Written exercise - Pick out the lines in the listing below that contain the word "chevron" and copy them.

##### Task data

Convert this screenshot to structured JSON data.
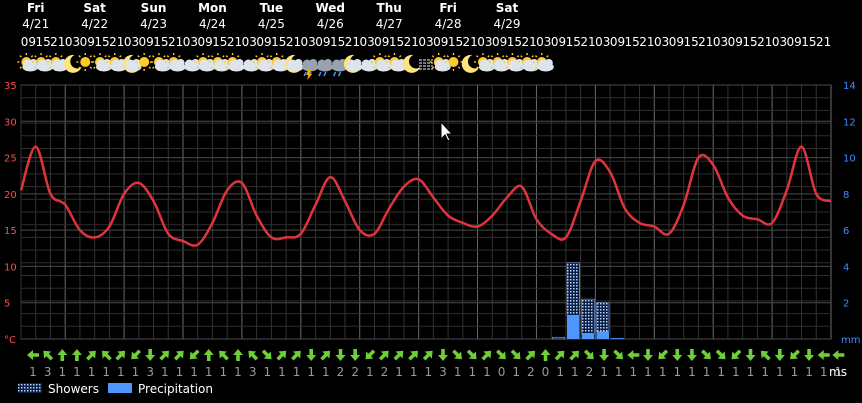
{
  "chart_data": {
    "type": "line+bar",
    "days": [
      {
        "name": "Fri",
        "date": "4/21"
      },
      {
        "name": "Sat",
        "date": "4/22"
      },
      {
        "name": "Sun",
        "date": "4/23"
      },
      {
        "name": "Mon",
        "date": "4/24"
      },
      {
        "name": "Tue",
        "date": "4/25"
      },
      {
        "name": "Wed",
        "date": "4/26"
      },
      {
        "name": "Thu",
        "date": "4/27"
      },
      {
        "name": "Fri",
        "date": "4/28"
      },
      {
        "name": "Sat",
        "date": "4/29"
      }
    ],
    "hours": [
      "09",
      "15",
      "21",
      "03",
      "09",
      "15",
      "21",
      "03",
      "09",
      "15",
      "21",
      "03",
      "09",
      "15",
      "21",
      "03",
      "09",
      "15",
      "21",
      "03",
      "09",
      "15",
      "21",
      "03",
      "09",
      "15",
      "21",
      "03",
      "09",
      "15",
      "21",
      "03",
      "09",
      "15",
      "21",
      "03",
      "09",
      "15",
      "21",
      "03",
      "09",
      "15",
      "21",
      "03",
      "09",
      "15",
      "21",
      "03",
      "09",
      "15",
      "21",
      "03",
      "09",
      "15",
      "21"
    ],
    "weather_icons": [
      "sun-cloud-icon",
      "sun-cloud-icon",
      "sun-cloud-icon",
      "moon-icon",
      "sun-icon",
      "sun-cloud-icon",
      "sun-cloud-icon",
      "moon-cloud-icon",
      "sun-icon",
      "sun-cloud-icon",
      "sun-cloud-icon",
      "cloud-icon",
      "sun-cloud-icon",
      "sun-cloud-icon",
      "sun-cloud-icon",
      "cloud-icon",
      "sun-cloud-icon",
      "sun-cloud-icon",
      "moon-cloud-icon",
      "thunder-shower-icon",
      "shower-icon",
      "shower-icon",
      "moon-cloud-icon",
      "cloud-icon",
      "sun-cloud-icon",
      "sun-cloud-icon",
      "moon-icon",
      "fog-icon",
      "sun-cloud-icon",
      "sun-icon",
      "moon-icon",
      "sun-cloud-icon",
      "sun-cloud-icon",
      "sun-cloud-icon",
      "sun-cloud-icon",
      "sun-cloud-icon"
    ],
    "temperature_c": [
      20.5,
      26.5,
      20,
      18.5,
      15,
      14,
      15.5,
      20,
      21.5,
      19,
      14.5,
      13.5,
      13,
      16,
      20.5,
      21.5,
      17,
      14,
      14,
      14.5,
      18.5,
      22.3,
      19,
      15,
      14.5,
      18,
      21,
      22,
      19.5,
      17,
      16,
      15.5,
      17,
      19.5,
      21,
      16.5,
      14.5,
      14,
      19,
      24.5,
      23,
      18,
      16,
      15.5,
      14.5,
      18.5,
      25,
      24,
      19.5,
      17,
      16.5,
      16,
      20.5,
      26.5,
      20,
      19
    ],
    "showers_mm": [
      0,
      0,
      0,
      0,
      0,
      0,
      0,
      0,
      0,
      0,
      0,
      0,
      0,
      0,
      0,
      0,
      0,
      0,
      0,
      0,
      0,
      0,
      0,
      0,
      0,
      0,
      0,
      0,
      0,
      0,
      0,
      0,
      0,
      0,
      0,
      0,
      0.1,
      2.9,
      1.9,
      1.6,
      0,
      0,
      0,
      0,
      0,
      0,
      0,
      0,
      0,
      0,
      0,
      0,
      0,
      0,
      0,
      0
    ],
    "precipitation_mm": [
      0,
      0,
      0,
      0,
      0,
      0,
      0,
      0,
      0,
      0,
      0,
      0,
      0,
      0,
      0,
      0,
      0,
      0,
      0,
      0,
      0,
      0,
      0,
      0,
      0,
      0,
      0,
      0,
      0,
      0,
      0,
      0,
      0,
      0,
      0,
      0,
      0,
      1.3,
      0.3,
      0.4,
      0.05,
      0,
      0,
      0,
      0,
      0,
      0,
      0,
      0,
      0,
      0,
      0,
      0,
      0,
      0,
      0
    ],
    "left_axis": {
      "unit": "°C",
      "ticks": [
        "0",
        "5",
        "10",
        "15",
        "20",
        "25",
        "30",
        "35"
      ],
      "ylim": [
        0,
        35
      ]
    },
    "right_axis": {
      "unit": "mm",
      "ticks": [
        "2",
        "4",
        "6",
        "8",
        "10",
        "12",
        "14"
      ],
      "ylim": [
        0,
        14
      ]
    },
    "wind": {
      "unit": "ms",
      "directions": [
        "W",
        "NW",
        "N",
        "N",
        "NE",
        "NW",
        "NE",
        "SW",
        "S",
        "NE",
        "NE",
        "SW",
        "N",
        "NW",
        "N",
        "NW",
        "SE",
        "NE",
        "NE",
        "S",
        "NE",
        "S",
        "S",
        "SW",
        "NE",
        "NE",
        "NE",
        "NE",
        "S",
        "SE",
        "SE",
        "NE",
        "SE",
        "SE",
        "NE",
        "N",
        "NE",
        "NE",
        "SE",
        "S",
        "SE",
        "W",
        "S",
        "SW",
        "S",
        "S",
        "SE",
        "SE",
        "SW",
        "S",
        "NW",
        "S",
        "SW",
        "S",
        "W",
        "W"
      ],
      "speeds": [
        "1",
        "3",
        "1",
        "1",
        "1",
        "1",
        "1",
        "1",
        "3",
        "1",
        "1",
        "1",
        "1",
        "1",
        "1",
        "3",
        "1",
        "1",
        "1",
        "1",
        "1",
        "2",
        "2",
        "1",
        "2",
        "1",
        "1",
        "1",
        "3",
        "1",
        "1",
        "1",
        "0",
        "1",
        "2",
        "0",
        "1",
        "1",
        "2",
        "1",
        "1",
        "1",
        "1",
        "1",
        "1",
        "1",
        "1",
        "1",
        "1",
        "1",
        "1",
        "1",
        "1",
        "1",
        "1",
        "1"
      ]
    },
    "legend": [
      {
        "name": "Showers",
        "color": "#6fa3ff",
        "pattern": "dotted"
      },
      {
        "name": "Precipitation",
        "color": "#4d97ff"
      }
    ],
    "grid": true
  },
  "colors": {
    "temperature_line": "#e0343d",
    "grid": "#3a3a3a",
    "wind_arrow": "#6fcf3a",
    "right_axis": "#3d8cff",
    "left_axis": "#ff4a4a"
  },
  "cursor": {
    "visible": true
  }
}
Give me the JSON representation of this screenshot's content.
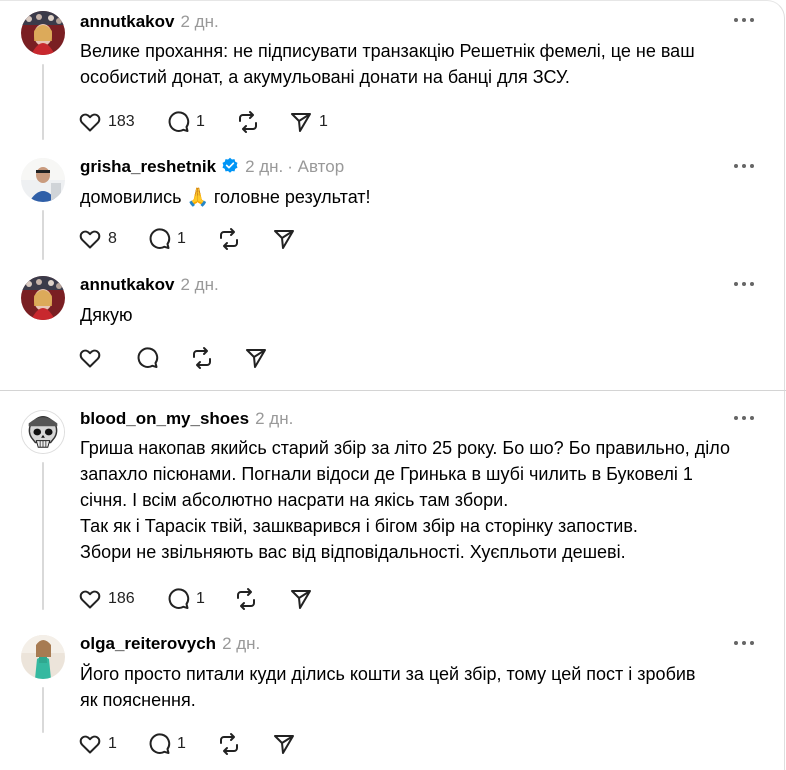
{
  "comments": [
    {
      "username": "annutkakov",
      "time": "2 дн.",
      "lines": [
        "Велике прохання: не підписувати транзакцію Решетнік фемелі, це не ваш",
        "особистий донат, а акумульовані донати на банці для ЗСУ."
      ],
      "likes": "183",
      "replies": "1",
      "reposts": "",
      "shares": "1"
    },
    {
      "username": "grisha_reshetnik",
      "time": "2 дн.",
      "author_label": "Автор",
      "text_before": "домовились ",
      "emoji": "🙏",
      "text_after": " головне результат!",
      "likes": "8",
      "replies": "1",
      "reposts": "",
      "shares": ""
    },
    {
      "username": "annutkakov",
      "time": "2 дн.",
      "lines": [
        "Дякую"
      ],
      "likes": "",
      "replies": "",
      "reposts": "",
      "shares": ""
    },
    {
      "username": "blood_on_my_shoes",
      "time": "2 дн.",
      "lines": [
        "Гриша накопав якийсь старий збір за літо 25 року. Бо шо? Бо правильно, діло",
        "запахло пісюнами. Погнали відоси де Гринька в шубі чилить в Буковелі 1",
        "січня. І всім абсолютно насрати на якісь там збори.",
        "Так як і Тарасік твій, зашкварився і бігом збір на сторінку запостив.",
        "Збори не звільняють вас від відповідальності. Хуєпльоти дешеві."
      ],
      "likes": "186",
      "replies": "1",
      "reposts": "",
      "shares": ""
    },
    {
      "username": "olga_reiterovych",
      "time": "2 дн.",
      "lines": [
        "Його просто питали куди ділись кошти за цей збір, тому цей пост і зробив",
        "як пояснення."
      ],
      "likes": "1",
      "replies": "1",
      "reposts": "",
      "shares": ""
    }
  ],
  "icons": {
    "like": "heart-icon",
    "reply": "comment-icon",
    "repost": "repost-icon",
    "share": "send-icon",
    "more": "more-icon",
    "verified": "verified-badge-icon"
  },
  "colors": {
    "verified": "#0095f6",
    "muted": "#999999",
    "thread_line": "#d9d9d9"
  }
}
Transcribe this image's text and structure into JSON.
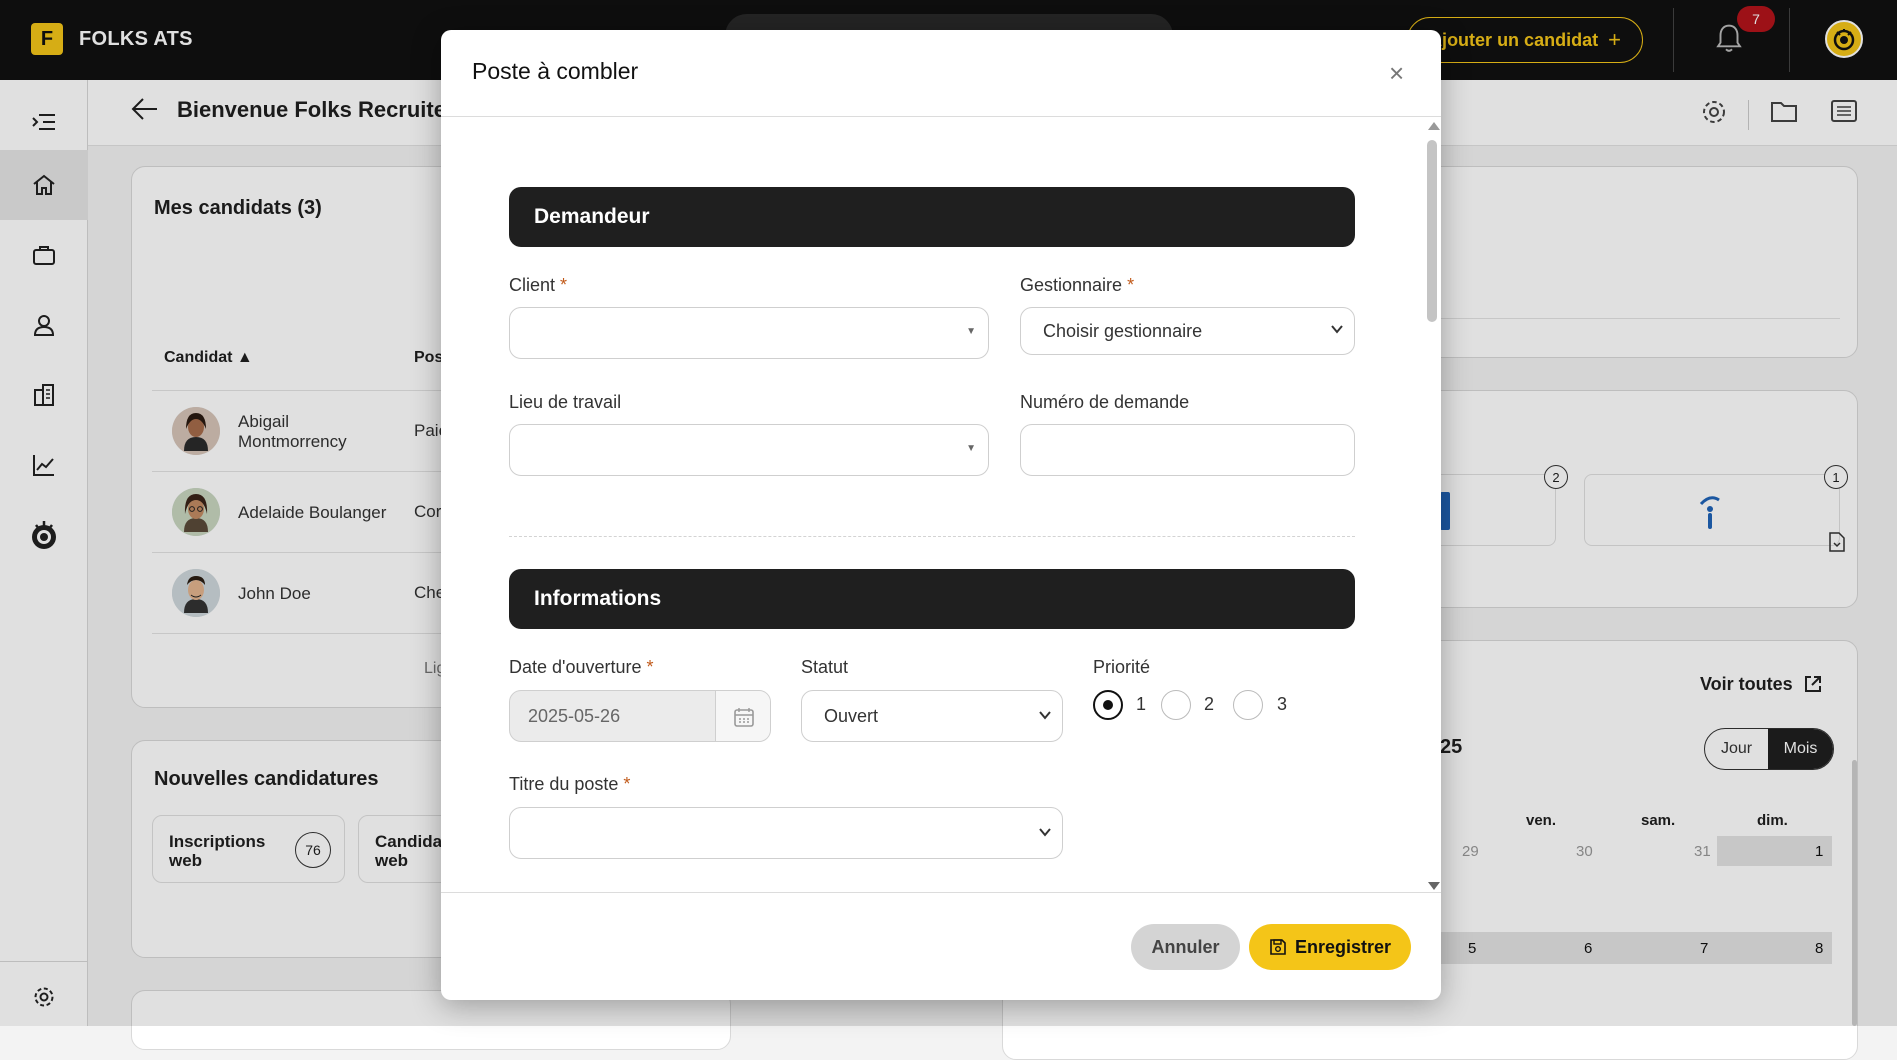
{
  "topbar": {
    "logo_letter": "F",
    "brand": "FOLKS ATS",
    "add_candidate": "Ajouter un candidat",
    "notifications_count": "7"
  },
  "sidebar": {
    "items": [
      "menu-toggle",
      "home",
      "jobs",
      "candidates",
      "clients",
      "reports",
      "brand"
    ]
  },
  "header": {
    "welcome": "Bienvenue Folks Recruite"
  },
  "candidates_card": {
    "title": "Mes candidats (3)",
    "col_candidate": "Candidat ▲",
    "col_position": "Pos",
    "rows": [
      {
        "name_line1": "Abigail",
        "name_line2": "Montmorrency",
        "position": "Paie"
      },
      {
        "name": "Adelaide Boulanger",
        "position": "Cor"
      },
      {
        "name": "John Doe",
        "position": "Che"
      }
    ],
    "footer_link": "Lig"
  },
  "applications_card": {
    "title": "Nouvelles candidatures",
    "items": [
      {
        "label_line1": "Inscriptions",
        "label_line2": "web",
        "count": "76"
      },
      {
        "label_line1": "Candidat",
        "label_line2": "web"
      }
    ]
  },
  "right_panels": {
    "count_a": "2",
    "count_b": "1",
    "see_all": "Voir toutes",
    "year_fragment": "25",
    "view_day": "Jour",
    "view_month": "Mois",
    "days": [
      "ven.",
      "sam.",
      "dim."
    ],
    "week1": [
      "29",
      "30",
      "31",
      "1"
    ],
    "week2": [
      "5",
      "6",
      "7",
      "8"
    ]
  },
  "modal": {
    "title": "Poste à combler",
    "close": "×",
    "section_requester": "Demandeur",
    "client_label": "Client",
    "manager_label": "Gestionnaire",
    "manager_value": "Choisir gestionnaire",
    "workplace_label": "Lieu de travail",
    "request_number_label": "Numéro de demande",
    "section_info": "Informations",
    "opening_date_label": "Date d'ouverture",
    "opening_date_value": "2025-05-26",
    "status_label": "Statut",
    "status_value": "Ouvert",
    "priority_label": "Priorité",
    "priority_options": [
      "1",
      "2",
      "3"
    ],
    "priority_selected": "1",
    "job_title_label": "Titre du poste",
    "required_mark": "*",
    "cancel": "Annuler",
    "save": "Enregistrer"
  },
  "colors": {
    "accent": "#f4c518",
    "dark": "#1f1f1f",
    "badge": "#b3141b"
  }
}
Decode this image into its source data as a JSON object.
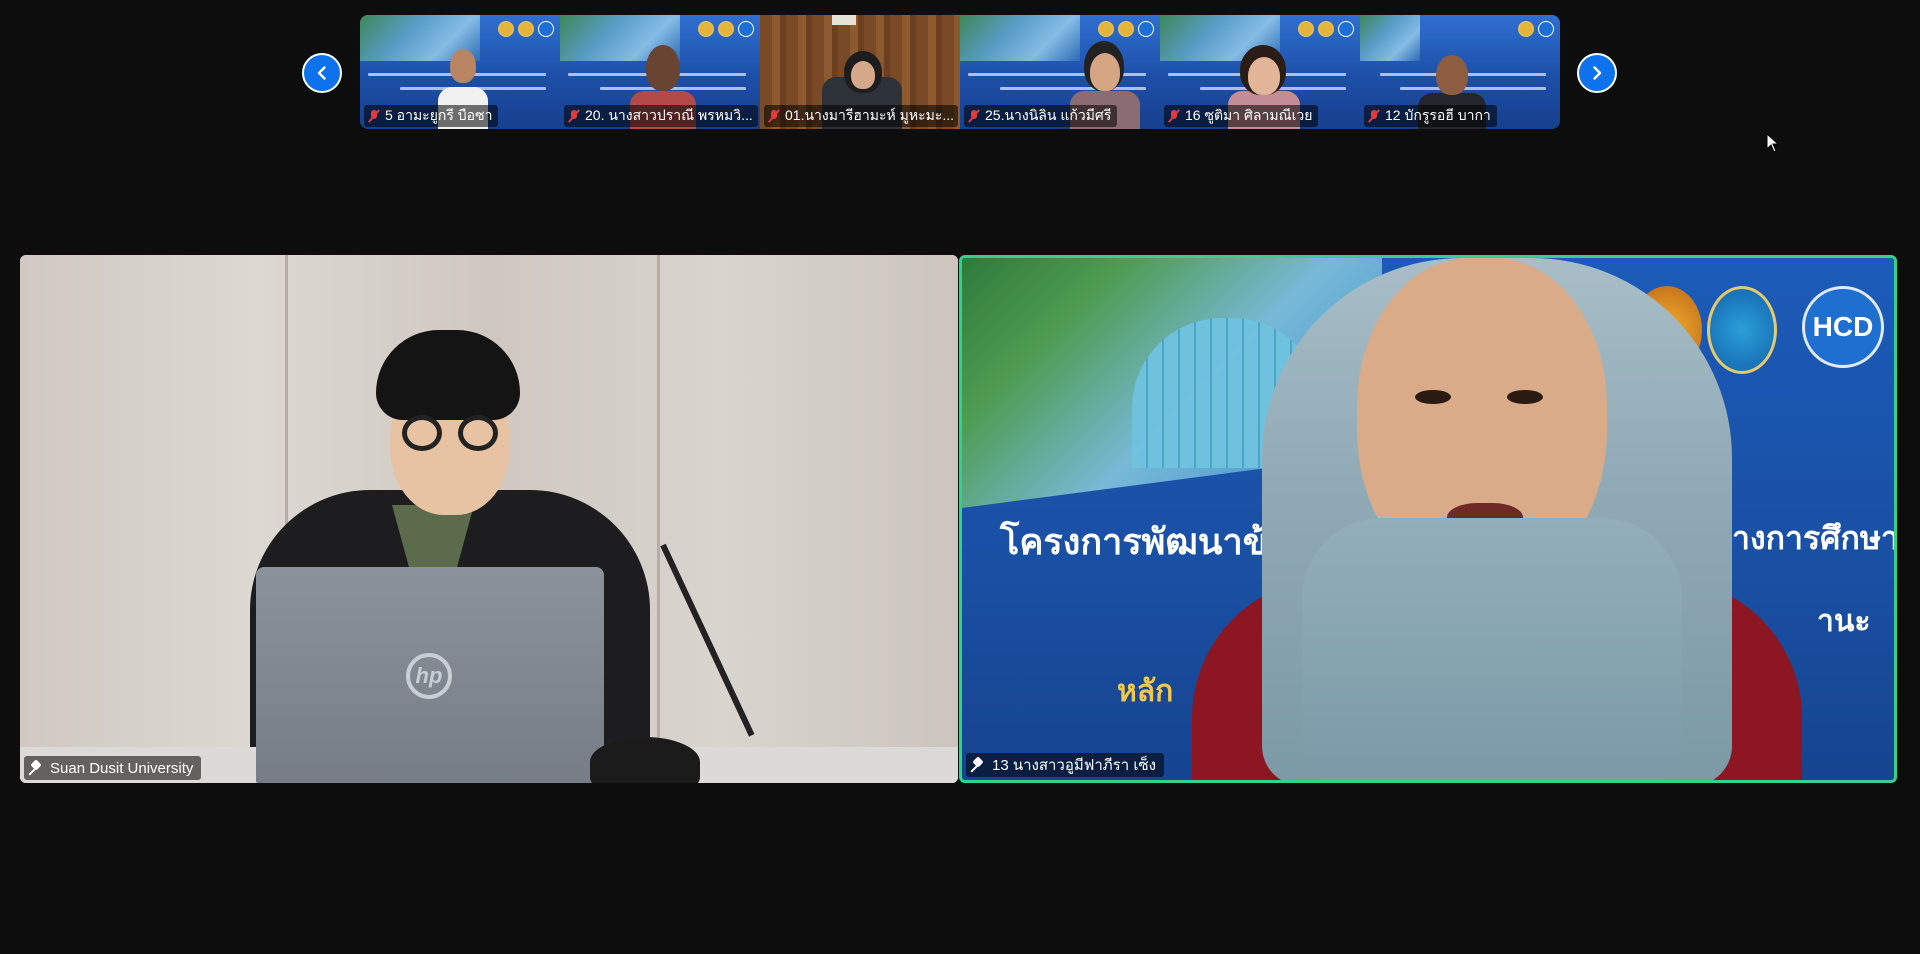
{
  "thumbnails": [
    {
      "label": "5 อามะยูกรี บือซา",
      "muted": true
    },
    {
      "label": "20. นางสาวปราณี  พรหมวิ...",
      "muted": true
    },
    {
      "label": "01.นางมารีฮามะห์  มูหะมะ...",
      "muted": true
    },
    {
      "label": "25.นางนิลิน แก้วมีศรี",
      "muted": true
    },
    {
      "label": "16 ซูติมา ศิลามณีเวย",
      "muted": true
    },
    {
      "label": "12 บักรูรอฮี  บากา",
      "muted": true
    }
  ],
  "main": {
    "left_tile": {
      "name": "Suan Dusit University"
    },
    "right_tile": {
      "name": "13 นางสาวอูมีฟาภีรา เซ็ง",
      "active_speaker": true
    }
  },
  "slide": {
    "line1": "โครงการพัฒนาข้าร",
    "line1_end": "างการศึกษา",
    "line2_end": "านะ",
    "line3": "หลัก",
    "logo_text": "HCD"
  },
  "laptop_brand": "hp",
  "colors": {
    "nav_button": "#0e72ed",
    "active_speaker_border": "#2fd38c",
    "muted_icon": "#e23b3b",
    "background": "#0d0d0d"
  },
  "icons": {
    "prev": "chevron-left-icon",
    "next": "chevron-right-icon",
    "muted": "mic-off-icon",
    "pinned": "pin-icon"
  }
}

##########

Task result -
    "prev": "chevron-left-icon",
    "next": "chevron-right-icon",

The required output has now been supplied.